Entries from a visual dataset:
—————

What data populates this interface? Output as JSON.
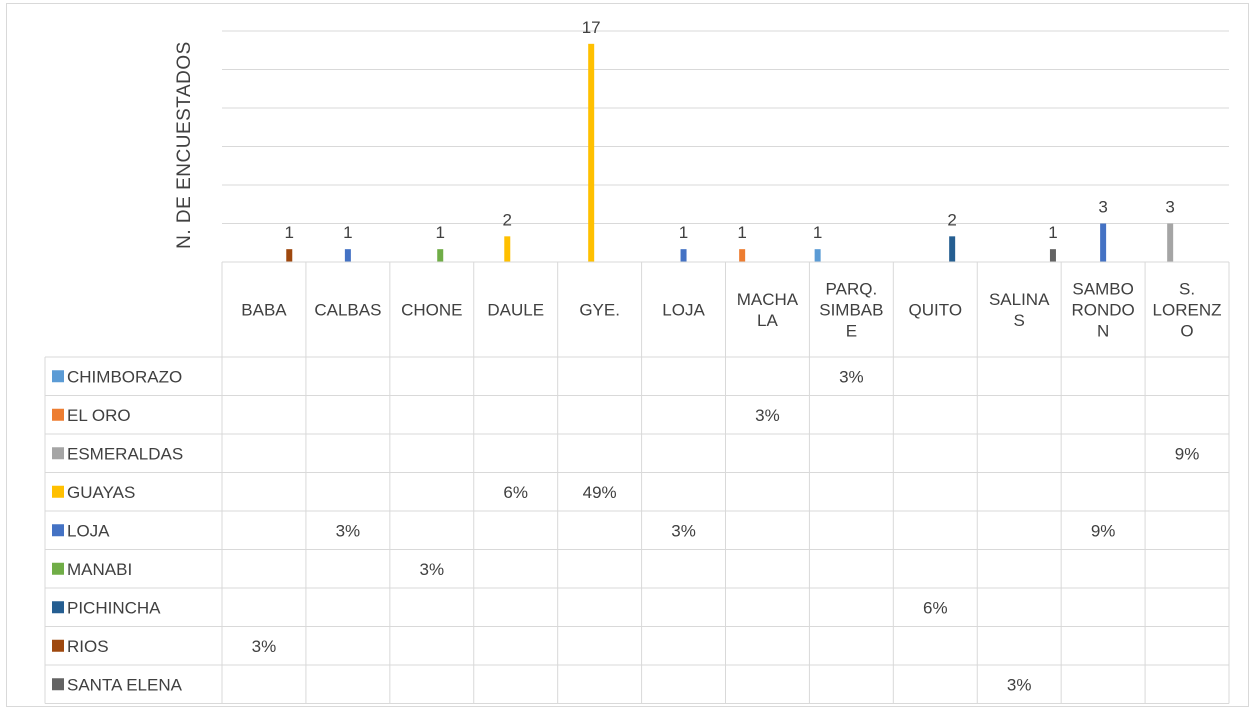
{
  "chart_data": {
    "type": "bar",
    "ylabel": "N. DE ENCUESTADOS",
    "xlabel": "",
    "ylim": [
      0,
      18
    ],
    "grid": true,
    "categories": [
      [
        "BABA"
      ],
      [
        "CALBAS"
      ],
      [
        "CHONE"
      ],
      [
        "DAULE"
      ],
      [
        "GYE."
      ],
      [
        "LOJA"
      ],
      [
        "MACHA",
        "LA"
      ],
      [
        "PARQ.",
        "SIMBAB",
        "E"
      ],
      [
        "QUITO"
      ],
      [
        "SALINA",
        "S"
      ],
      [
        "SAMBO",
        "RONDO",
        "N"
      ],
      [
        "S.",
        "LORENZ",
        "O"
      ]
    ],
    "series": [
      {
        "name": "CHIMBORAZO",
        "color": "#5b9bd5",
        "values": [
          null,
          null,
          null,
          null,
          null,
          null,
          null,
          1,
          null,
          null,
          null,
          null
        ],
        "labels": [
          "",
          "",
          "",
          "",
          "",
          "",
          "",
          "3%",
          "",
          "",
          "",
          ""
        ]
      },
      {
        "name": "EL ORO",
        "color": "#ed7d31",
        "values": [
          null,
          null,
          null,
          null,
          null,
          null,
          1,
          null,
          null,
          null,
          null,
          null
        ],
        "labels": [
          "",
          "",
          "",
          "",
          "",
          "",
          "3%",
          "",
          "",
          "",
          "",
          ""
        ]
      },
      {
        "name": "ESMERALDAS",
        "color": "#a5a5a5",
        "values": [
          null,
          null,
          null,
          null,
          null,
          null,
          null,
          null,
          null,
          null,
          null,
          3
        ],
        "labels": [
          "",
          "",
          "",
          "",
          "",
          "",
          "",
          "",
          "",
          "",
          "",
          "9%"
        ]
      },
      {
        "name": "GUAYAS",
        "color": "#ffc000",
        "values": [
          null,
          null,
          null,
          2,
          17,
          null,
          null,
          null,
          null,
          null,
          null,
          null
        ],
        "labels": [
          "",
          "",
          "",
          "6%",
          "49%",
          "",
          "",
          "",
          "",
          "",
          "",
          ""
        ]
      },
      {
        "name": "LOJA",
        "color": "#4472c4",
        "values": [
          null,
          1,
          null,
          null,
          null,
          1,
          null,
          null,
          null,
          null,
          3,
          null
        ],
        "labels": [
          "",
          "3%",
          "",
          "",
          "",
          "3%",
          "",
          "",
          "",
          "",
          "9%",
          ""
        ]
      },
      {
        "name": "MANABI",
        "color": "#70ad47",
        "values": [
          null,
          null,
          1,
          null,
          null,
          null,
          null,
          null,
          null,
          null,
          null,
          null
        ],
        "labels": [
          "",
          "",
          "3%",
          "",
          "",
          "",
          "",
          "",
          "",
          "",
          "",
          ""
        ]
      },
      {
        "name": "PICHINCHA",
        "color": "#255e91",
        "values": [
          null,
          null,
          null,
          null,
          null,
          null,
          null,
          null,
          2,
          null,
          null,
          null
        ],
        "labels": [
          "",
          "",
          "",
          "",
          "",
          "",
          "",
          "",
          "6%",
          "",
          "",
          ""
        ]
      },
      {
        "name": "RIOS",
        "color": "#9e480e",
        "values": [
          1,
          null,
          null,
          null,
          null,
          null,
          null,
          null,
          null,
          null,
          null,
          null
        ],
        "labels": [
          "3%",
          "",
          "",
          "",
          "",
          "",
          "",
          "",
          "",
          "",
          "",
          ""
        ]
      },
      {
        "name": "SANTA ELENA",
        "color": "#636363",
        "values": [
          null,
          null,
          null,
          null,
          null,
          null,
          null,
          null,
          null,
          1,
          null,
          null
        ],
        "labels": [
          "",
          "",
          "",
          "",
          "",
          "",
          "",
          "",
          "",
          "3%",
          "",
          ""
        ]
      }
    ]
  }
}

—————

Scan the material for lines with the word "name", and copy each line you find.

        "name": "CHIMBORAZO",
        "name": "EL ORO",
        "name": "ESMERALDAS",
        "name": "GUAYAS",
        "name": "LOJA",
        "name": "MANABI",
        "name": "PICHINCHA",
        "name": "RIOS",
        "name": "SANTA ELENA",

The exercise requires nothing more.